What to produce = Retype each entry below, keeping every character the same.

* * * * *

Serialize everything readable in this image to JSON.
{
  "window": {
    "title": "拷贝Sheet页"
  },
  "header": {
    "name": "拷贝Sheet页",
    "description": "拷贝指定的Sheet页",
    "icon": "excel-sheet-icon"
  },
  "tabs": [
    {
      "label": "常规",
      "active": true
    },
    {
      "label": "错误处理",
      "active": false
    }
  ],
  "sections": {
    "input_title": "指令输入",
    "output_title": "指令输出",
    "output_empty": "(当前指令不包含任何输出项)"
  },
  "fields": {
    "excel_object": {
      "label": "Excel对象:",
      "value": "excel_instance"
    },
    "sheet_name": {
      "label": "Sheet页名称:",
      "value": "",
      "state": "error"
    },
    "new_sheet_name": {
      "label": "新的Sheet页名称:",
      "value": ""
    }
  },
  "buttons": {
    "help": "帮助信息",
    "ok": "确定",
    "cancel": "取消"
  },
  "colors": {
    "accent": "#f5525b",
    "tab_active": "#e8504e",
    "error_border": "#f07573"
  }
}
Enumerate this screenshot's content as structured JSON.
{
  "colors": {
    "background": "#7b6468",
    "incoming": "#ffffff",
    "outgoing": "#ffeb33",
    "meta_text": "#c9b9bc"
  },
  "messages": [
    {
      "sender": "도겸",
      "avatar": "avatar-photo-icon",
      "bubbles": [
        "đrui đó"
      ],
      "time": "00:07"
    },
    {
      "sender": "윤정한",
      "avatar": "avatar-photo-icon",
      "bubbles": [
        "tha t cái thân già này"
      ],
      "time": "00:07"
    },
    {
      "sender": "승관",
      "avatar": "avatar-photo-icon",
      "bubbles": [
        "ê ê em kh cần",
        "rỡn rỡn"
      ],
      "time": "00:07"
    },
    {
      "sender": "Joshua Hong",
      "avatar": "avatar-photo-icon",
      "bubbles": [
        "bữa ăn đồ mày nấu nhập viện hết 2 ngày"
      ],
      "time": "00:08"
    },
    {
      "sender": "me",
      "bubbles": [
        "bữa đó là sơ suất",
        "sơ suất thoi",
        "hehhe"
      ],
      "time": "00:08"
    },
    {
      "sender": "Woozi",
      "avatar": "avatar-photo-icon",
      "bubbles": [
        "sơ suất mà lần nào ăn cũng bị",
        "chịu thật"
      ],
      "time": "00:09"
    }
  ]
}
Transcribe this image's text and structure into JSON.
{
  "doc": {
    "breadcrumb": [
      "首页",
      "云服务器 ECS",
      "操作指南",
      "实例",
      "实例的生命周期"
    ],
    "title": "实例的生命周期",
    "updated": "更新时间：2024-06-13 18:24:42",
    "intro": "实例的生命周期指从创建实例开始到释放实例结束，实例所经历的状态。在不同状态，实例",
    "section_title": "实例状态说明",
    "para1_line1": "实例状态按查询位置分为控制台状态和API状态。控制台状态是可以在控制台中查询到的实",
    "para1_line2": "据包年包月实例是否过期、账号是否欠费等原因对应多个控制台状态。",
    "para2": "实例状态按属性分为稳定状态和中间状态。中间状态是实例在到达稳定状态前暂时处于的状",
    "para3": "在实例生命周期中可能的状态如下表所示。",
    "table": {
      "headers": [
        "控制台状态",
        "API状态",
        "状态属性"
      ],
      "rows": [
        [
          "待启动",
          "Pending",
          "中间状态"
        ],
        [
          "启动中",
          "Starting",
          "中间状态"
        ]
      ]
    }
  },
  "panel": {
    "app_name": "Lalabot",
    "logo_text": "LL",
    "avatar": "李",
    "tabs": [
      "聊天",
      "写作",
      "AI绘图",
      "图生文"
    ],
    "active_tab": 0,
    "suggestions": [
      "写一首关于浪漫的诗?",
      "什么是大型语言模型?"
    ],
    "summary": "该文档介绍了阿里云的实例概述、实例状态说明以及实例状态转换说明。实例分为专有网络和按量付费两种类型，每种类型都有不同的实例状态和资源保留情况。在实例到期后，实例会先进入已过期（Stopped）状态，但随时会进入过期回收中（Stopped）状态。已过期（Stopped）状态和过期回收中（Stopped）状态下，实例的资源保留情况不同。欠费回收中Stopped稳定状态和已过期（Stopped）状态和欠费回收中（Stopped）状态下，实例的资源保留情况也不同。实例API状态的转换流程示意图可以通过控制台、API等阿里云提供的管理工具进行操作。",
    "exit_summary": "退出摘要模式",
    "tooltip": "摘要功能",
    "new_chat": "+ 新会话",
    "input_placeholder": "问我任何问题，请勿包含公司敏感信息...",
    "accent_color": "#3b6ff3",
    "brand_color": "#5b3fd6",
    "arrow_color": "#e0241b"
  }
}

* * * * *

Complete response =
Serialize everything readable in this image to JSON.
{
  "window": {
    "title": "拷贝Sheet页"
  },
  "header": {
    "name": "拷贝Sheet页",
    "description": "拷贝指定的Sheet页",
    "icon": "excel-sheet-icon"
  },
  "tabs": [
    {
      "label": "常规",
      "active": true
    },
    {
      "label": "错误处理",
      "active": false
    }
  ],
  "sections": {
    "input_title": "指令输入",
    "output_title": "指令输出",
    "output_empty": "(当前指令不包含任何输出项)"
  },
  "fields": {
    "excel_object": {
      "label": "Excel对象:",
      "value": "excel_instance"
    },
    "sheet_name": {
      "label": "Sheet页名称:",
      "value": "",
      "state": "error"
    },
    "new_sheet_name": {
      "label": "新的Sheet页名称:",
      "value": ""
    }
  },
  "buttons": {
    "help": "帮助信息",
    "ok": "确定",
    "cancel": "取消"
  },
  "colors": {
    "accent": "#f5525b",
    "tab_active": "#e8504e",
    "error_border": "#f07573"
  }
}
Enumerate this screenshot's content as structured JSON.
{
  "colors": {
    "background": "#7b6468",
    "incoming": "#ffffff",
    "outgoing": "#ffeb33",
    "meta_text": "#c9b9bc"
  },
  "messages": [
    {
      "sender": "도겸",
      "avatar": "avatar-photo-icon",
      "bubbles": [
        "đrui đó"
      ],
      "time": "00:07"
    },
    {
      "sender": "윤정한",
      "avatar": "avatar-photo-icon",
      "bubbles": [
        "tha t cái thân già này"
      ],
      "time": "00:07"
    },
    {
      "sender": "승관",
      "avatar": "avatar-photo-icon",
      "bubbles": [
        "ê ê em kh cần",
        "rỡn rỡn"
      ],
      "time": "00:07"
    },
    {
      "sender": "Joshua Hong",
      "avatar": "avatar-photo-icon",
      "bubbles": [
        "bữa ăn đồ mày nấu nhập viện hết 2 ngày"
      ],
      "time": "00:08"
    },
    {
      "sender": "me",
      "bubbles": [
        "bữa đó là sơ suất",
        "sơ suất thoi",
        "hehhe"
      ],
      "time": "00:08"
    },
    {
      "sender": "Woozi",
      "avatar": "avatar-photo-icon",
      "bubbles": [
        "sơ suất mà lần nào ăn cũng bị",
        "chịu thật"
      ],
      "time": "00:09"
    }
  ]
}
Transcribe this image's text and structure into JSON.
{
  "doc": {
    "breadcrumb": [
      "首页",
      "云服务器 ECS",
      "操作指南",
      "实例",
      "实例的生命周期"
    ],
    "title": "实例的生命周期",
    "updated": "更新时间：2024-06-13 18:24:42",
    "intro": "实例的生命周期指从创建实例开始到释放实例结束，实例所经历的状态。在不同状态，实例",
    "section_title": "实例状态说明",
    "para1_line1": "实例状态按查询位置分为控制台状态和API状态。控制台状态是可以在控制台中查询到的实",
    "para1_line2": "据包年包月实例是否过期、账号是否欠费等原因对应多个控制台状态。",
    "para2": "实例状态按属性分为稳定状态和中间状态。中间状态是实例在到达稳定状态前暂时处于的状",
    "para3": "在实例生命周期中可能的状态如下表所示。",
    "table": {
      "headers": [
        "控制台状态",
        "API状态",
        "状态属性"
      ],
      "rows": [
        [
          "待启动",
          "Pending",
          "中间状态"
        ],
        [
          "启动中",
          "Starting",
          "中间状态"
        ]
      ]
    }
  },
  "panel": {
    "app_name": "Lalabot",
    "logo_text": "LL",
    "avatar": "李",
    "tabs": [
      "聊天",
      "写作",
      "AI绘图",
      "图生文"
    ],
    "active_tab": 0,
    "suggestions": [
      "写一首关于浪漫的诗?",
      "什么是大型语言模型?"
    ],
    "summary": "该文档介绍了阿里云的实例概述、实例状态说明以及实例状态转换说明。实例分为专有网络和按量付费两种类型，每种类型都有不同的实例状态和资源保留情况。在实例到期后，实例会先进入已过期（Stopped）状态，但随时会进入过期回收中（Stopped）状态。已过期（Stopped）状态和过期回收中（Stopped）状态下，实例的资源保留情况不同。欠费回收中Stopped稳定状态和已过期（Stopped）状态和欠费回收中（Stopped）状态下，实例的资源保留情况也不同。实例API状态的转换流程示意图可以通过控制台、API等阿里云提供的管理工具进行操作。",
    "exit_summary": "退出摘要模式",
    "tooltip": "摘要功能",
    "new_chat": "+ 新会话",
    "input_placeholder": "问我任何问题，请勿包含公司敏感信息...",
    "accent_color": "#3b6ff3",
    "brand_color": "#5b3fd6",
    "arrow_color": "#e0241b"
  }
}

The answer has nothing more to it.